■ Records supplied
####

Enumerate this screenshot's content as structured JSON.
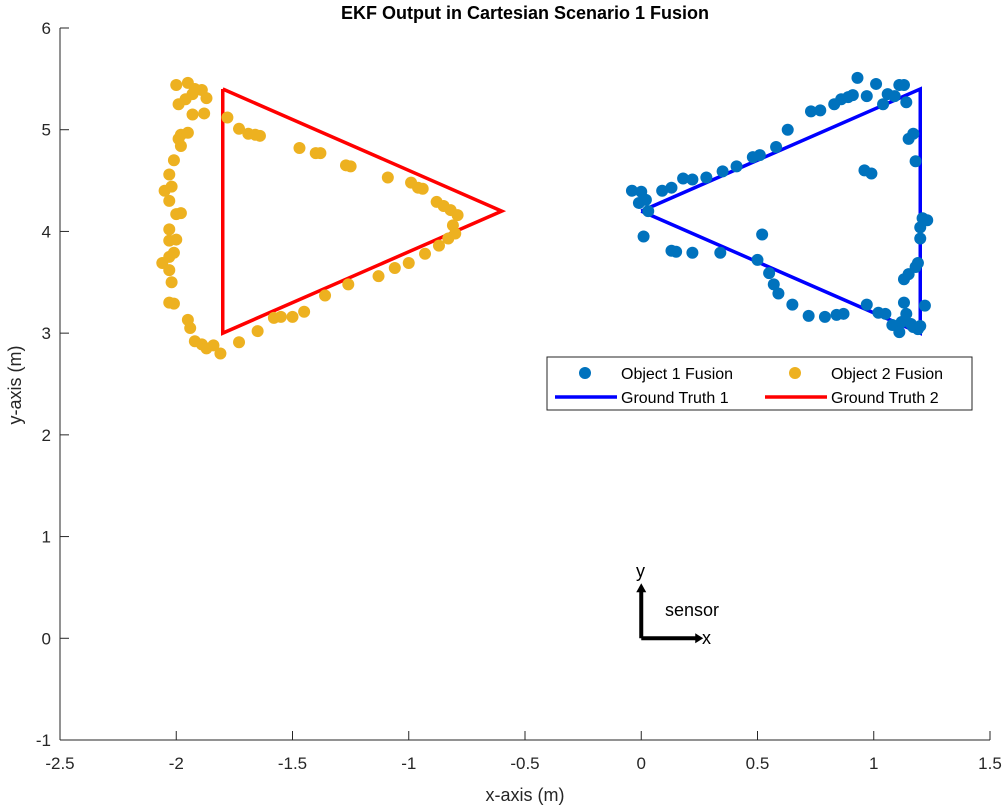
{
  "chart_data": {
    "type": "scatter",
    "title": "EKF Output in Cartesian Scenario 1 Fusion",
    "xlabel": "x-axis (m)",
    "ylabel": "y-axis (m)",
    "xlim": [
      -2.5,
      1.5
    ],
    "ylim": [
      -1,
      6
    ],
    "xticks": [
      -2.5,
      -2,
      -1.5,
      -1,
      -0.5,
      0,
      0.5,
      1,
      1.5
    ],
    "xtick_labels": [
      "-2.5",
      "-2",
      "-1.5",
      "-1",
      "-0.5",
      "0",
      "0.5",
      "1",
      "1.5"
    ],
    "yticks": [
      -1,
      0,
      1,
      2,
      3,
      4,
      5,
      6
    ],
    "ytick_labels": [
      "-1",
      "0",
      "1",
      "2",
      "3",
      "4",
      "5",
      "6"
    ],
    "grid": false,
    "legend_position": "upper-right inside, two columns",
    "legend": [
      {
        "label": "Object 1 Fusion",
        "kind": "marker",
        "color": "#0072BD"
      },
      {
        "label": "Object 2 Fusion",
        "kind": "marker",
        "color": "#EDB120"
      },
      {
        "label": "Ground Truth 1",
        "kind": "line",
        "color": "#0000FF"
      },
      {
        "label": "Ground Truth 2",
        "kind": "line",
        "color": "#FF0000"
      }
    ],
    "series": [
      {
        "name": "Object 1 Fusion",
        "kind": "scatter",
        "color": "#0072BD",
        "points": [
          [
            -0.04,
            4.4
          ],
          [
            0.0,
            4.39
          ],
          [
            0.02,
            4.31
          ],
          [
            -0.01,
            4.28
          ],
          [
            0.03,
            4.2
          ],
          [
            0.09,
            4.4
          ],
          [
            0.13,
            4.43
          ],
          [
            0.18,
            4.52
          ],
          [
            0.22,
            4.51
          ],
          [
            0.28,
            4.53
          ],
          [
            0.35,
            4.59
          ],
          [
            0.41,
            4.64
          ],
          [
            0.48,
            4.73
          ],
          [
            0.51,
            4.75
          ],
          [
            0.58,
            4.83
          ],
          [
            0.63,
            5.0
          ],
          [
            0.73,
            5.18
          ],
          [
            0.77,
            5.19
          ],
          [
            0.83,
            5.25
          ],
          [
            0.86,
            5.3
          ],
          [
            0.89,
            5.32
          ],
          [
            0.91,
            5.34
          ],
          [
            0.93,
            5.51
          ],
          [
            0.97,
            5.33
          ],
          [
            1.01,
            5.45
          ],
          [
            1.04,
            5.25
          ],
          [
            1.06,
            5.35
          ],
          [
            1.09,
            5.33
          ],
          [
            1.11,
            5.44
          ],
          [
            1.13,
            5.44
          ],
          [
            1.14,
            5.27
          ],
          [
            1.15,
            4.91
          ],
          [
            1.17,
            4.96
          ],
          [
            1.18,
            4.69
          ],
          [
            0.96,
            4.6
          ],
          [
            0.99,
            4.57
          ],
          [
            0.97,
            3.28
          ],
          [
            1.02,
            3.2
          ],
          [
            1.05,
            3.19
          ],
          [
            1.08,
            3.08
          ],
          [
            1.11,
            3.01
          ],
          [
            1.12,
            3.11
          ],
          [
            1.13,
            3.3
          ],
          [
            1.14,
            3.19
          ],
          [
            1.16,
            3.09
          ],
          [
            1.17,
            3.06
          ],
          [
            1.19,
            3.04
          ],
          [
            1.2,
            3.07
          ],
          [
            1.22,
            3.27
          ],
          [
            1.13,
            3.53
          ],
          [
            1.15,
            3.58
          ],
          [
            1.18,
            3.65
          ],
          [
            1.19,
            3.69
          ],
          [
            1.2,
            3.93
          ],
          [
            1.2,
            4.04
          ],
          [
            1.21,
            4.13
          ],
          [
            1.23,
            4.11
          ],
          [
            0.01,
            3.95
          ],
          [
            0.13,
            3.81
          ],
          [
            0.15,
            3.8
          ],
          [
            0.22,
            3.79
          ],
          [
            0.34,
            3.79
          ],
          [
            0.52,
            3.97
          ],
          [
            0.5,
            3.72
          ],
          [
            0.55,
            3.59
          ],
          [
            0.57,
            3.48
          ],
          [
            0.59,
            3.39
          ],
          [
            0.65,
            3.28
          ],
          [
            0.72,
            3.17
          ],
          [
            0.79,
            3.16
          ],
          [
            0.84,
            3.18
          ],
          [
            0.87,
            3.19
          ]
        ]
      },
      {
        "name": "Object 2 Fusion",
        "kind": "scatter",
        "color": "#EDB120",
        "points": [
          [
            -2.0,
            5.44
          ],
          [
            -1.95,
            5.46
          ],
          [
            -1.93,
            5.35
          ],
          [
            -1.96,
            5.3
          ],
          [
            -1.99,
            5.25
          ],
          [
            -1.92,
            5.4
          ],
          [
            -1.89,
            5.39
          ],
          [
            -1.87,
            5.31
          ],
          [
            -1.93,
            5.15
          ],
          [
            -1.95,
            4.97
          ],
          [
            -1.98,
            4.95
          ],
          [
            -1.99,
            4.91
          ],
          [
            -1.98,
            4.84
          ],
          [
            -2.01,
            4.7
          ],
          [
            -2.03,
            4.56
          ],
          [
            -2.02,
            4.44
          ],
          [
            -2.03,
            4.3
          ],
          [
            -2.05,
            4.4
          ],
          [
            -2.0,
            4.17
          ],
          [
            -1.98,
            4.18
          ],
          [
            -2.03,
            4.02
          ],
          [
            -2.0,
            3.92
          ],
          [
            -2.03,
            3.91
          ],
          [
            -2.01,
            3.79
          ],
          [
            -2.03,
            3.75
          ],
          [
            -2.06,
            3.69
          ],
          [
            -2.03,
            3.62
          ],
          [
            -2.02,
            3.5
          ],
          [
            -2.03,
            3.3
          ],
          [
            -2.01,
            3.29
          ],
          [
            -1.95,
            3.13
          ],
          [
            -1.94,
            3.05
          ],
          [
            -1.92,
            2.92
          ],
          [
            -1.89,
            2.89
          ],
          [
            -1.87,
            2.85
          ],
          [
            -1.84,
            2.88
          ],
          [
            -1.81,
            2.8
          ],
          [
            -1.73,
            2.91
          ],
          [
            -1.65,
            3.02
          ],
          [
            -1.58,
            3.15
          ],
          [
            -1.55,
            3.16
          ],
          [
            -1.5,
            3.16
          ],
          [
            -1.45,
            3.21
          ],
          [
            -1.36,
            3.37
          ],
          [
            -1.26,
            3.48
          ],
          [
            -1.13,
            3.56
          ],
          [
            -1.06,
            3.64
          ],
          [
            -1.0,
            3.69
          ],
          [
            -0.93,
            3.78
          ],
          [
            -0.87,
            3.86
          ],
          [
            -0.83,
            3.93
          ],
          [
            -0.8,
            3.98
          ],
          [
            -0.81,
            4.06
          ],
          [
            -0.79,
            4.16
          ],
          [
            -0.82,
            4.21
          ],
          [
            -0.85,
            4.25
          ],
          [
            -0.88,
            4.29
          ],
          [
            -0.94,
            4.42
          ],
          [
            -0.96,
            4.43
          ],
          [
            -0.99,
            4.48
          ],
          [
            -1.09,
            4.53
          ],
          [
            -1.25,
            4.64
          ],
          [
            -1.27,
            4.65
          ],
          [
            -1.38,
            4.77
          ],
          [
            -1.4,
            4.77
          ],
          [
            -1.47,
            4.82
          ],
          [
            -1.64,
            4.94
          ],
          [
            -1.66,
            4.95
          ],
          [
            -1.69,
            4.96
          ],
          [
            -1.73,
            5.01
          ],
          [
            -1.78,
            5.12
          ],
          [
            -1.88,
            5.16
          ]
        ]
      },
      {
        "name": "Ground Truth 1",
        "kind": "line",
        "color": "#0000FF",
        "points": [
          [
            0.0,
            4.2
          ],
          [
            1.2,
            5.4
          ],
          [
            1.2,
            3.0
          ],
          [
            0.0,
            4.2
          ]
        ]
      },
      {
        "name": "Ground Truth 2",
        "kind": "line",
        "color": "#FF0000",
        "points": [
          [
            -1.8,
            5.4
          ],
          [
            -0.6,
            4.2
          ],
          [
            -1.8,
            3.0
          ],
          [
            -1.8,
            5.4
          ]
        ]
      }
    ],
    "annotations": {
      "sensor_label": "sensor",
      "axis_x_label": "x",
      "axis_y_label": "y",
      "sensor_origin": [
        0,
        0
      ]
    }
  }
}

####

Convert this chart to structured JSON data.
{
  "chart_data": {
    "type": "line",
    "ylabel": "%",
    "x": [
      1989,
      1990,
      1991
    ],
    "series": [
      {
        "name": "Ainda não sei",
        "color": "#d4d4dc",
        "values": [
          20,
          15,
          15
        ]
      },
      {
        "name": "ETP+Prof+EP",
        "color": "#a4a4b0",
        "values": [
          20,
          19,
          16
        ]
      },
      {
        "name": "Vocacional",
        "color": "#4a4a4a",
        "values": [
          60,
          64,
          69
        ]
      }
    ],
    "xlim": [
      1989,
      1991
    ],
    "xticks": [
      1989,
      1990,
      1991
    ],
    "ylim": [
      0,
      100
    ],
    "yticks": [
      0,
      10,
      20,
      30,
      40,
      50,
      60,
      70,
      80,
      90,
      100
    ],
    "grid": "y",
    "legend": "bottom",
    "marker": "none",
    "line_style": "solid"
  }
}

####

■ What you need to do
Search the records for the string "this" and return every line in which it occurs.

■ Task result
Enumerate this screenshot's content as structured JSON.
Convert this chart to structured JSON data.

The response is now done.